Items from a figure collection

** start **

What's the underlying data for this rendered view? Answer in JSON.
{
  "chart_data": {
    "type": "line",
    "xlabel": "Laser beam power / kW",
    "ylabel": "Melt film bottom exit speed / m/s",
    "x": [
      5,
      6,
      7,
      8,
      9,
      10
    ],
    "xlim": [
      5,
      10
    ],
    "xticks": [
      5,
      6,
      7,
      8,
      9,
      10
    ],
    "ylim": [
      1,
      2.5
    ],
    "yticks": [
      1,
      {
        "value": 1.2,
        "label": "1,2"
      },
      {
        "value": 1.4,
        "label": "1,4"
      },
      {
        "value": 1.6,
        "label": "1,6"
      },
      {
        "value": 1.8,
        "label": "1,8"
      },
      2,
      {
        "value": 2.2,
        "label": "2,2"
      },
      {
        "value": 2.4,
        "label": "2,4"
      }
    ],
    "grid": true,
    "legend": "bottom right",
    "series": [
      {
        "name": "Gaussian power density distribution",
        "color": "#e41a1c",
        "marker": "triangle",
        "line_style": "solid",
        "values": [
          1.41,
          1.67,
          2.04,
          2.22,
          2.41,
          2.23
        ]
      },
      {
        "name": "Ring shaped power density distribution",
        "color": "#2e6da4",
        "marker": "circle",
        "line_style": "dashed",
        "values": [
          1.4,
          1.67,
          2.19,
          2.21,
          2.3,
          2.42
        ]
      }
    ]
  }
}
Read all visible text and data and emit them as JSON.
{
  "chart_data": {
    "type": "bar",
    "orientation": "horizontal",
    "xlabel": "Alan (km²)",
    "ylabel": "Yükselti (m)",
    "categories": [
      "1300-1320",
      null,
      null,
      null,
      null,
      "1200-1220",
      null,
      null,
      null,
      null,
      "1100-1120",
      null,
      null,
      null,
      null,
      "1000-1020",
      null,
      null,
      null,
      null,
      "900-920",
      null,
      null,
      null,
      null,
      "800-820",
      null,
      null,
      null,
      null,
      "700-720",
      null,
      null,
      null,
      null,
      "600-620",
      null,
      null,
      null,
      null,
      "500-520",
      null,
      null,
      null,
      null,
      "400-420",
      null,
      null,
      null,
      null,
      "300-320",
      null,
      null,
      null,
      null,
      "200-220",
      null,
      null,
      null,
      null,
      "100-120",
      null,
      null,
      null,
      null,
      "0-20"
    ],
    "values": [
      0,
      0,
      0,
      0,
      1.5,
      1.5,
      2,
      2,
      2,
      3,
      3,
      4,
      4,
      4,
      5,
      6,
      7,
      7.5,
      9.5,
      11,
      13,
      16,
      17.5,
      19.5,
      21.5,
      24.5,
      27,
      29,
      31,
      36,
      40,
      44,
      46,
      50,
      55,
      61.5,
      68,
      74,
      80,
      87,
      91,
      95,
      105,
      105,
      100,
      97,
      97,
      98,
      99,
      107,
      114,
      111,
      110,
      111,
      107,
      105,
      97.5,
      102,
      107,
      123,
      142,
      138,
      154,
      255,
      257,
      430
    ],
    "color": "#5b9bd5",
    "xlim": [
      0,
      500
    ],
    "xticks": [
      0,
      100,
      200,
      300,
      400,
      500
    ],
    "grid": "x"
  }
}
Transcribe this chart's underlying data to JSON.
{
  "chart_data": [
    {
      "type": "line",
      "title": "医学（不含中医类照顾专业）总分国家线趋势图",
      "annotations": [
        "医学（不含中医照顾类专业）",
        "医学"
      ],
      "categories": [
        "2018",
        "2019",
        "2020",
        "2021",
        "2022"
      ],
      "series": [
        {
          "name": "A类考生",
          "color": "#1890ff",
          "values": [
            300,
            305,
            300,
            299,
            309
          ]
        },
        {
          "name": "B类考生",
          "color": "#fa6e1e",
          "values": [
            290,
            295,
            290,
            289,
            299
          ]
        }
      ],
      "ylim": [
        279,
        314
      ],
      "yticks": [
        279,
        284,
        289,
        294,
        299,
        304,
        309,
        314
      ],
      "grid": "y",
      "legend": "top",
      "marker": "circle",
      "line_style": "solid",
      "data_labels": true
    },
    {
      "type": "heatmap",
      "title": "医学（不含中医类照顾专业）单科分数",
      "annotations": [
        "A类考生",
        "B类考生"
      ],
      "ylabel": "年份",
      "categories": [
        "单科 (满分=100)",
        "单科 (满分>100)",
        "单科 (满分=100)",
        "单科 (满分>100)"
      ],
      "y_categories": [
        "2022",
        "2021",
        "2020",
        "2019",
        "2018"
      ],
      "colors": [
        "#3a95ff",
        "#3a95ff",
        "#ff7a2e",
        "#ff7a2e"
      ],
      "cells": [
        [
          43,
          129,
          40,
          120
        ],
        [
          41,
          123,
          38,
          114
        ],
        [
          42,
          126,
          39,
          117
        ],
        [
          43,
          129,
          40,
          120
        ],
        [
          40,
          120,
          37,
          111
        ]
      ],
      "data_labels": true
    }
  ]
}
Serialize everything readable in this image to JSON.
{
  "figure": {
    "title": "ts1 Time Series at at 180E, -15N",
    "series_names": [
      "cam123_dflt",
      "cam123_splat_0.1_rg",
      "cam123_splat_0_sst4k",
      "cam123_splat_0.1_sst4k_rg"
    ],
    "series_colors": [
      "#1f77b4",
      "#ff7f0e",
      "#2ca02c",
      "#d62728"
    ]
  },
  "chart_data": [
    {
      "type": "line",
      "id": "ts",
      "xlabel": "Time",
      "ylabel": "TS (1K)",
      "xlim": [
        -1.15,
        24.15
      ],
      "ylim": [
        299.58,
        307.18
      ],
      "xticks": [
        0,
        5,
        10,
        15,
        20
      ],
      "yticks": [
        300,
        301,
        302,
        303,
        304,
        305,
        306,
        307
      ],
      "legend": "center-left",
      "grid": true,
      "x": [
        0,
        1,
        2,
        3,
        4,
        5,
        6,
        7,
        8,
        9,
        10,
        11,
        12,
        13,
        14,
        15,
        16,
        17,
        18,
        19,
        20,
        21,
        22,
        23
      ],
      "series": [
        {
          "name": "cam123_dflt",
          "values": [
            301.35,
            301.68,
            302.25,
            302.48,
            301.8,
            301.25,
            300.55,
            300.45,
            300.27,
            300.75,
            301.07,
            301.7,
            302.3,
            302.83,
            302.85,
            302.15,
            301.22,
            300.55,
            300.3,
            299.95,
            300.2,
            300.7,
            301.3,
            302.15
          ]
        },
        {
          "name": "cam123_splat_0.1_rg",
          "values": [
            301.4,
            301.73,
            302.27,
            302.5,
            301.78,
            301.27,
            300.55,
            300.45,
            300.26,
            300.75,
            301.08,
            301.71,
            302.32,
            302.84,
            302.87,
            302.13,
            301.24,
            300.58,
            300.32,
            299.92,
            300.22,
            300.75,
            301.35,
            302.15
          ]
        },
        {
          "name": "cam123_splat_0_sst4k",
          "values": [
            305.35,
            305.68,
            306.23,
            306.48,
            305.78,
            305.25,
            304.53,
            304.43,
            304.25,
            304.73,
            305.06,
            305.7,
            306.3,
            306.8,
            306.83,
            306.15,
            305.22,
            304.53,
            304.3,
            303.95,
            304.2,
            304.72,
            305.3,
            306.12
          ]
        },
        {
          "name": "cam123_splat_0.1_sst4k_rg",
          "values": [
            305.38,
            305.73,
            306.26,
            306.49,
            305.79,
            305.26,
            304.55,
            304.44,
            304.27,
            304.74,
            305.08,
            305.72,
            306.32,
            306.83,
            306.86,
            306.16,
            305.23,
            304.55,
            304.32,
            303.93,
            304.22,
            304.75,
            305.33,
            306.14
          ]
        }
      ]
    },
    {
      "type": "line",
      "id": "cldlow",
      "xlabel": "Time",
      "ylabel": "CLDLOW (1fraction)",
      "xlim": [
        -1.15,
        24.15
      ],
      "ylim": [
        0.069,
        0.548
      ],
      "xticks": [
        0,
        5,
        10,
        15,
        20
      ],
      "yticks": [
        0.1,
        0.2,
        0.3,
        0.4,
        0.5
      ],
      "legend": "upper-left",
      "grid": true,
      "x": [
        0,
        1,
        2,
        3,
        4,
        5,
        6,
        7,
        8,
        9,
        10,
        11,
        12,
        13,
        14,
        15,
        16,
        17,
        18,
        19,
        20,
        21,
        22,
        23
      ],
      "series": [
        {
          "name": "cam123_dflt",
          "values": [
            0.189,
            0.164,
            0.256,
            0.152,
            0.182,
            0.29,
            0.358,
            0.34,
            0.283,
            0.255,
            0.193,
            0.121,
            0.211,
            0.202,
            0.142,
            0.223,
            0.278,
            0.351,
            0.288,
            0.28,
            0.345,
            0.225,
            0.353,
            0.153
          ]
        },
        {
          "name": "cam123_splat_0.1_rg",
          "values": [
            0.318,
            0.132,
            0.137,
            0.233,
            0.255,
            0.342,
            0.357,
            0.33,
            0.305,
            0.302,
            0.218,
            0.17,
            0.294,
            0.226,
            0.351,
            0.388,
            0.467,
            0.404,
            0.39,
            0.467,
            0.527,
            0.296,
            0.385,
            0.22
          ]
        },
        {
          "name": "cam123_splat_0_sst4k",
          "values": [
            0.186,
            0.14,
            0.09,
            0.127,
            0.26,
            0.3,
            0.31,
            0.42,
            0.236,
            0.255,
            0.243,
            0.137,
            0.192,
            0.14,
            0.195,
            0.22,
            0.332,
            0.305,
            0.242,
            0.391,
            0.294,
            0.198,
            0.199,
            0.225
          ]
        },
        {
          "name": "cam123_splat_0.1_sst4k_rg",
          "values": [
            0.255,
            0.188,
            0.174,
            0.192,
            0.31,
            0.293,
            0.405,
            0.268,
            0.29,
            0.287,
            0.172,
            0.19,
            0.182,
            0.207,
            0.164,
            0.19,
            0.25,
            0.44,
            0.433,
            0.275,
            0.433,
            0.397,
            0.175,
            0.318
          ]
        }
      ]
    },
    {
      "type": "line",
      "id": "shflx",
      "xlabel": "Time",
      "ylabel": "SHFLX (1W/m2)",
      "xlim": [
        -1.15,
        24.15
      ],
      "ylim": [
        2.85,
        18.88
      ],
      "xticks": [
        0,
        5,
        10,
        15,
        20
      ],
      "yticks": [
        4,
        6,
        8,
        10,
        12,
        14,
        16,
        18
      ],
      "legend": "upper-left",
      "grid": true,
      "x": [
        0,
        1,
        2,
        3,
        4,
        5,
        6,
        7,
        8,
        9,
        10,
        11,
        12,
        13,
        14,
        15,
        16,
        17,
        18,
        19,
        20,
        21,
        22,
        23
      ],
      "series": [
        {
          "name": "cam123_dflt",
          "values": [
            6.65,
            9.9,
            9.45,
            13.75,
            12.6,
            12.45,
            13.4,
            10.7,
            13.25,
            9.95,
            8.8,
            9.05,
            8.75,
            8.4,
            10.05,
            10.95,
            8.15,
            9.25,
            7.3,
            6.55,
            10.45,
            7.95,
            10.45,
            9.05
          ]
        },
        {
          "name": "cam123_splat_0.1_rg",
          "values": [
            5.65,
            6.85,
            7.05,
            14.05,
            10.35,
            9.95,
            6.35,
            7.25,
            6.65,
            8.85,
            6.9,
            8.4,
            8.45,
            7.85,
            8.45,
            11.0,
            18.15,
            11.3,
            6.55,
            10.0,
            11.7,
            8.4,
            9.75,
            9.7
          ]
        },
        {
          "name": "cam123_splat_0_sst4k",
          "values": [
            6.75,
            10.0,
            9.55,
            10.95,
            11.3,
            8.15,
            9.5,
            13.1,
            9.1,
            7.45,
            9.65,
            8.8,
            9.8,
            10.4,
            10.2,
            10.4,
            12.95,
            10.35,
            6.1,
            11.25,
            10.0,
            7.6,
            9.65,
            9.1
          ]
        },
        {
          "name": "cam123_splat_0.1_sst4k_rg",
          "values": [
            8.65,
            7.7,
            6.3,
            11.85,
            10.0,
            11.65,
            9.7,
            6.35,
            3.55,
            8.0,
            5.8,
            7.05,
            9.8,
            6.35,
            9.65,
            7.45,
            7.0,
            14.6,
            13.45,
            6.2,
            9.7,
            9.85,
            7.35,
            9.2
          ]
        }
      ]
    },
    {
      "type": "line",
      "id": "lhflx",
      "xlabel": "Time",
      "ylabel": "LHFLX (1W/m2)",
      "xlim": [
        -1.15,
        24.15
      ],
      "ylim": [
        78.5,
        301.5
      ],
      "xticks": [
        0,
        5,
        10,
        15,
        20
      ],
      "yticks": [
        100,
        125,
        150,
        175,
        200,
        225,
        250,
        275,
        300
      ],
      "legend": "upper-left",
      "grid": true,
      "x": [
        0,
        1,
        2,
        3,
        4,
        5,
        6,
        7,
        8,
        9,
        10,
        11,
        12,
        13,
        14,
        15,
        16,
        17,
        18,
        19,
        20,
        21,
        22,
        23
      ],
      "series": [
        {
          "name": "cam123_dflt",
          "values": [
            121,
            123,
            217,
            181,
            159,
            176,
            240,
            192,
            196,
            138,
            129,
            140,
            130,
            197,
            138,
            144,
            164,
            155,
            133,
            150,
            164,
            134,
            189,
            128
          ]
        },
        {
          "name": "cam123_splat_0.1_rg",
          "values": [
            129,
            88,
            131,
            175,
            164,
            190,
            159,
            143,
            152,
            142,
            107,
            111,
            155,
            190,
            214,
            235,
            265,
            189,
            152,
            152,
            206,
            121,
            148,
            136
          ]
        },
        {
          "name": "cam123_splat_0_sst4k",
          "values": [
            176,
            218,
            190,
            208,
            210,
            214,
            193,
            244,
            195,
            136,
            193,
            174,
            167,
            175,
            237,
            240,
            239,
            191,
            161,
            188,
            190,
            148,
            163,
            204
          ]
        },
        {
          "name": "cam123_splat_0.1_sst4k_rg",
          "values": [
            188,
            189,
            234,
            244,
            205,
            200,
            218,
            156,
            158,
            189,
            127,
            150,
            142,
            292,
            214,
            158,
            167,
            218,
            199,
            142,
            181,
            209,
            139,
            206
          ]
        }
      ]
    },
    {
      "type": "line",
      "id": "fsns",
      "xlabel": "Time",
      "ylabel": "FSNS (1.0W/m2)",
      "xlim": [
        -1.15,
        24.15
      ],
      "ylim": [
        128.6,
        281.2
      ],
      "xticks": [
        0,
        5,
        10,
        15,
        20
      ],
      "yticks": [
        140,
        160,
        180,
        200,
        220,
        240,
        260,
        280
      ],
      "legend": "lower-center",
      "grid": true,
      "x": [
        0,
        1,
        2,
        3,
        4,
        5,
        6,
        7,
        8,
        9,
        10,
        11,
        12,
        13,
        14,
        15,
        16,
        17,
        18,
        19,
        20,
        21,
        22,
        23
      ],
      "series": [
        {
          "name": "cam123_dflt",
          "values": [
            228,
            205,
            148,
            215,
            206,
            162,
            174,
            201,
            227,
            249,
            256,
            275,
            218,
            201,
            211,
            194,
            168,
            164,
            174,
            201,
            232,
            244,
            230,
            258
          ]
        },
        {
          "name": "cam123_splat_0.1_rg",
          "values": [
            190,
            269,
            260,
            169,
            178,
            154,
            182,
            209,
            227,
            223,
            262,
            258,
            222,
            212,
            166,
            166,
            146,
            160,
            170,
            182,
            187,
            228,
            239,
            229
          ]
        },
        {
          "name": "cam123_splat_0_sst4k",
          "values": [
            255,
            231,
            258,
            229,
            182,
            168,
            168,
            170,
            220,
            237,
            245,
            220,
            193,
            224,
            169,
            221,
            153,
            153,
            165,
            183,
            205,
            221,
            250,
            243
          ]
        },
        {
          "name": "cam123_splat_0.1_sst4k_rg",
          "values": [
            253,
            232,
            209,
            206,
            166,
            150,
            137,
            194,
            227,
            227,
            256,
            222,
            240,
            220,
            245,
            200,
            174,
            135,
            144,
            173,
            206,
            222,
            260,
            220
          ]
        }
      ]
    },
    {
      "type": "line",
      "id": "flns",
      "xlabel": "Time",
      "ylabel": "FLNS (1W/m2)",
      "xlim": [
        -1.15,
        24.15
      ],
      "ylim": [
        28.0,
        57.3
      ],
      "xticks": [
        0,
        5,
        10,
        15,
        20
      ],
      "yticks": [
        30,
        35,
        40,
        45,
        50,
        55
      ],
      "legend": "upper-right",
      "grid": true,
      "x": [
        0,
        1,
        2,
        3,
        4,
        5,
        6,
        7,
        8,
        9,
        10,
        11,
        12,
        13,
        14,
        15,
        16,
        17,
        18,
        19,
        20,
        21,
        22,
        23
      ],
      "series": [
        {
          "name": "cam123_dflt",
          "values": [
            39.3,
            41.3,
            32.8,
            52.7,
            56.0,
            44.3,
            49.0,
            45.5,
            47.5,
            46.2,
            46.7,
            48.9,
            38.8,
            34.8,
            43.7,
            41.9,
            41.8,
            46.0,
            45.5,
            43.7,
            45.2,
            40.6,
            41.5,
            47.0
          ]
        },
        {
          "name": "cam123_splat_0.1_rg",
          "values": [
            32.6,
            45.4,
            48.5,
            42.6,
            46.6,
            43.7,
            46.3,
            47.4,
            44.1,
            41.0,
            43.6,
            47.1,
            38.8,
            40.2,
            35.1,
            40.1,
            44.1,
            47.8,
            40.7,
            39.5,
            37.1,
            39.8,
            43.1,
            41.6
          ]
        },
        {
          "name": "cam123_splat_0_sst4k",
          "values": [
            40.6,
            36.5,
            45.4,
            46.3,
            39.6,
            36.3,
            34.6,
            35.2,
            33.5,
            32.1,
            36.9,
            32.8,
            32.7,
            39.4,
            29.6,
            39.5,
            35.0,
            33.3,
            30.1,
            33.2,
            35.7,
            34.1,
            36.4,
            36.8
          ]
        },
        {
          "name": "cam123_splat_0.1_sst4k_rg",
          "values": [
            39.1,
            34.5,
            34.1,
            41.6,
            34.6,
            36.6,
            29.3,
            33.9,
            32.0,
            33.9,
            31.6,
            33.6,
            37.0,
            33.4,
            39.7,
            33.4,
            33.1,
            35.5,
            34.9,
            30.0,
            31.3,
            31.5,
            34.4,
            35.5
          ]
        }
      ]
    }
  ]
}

** end **

Which lines include the word "distribution"? List them all.

        "name": "Gaussian power density distribution",
        "name": "Ring shaped power density distribution",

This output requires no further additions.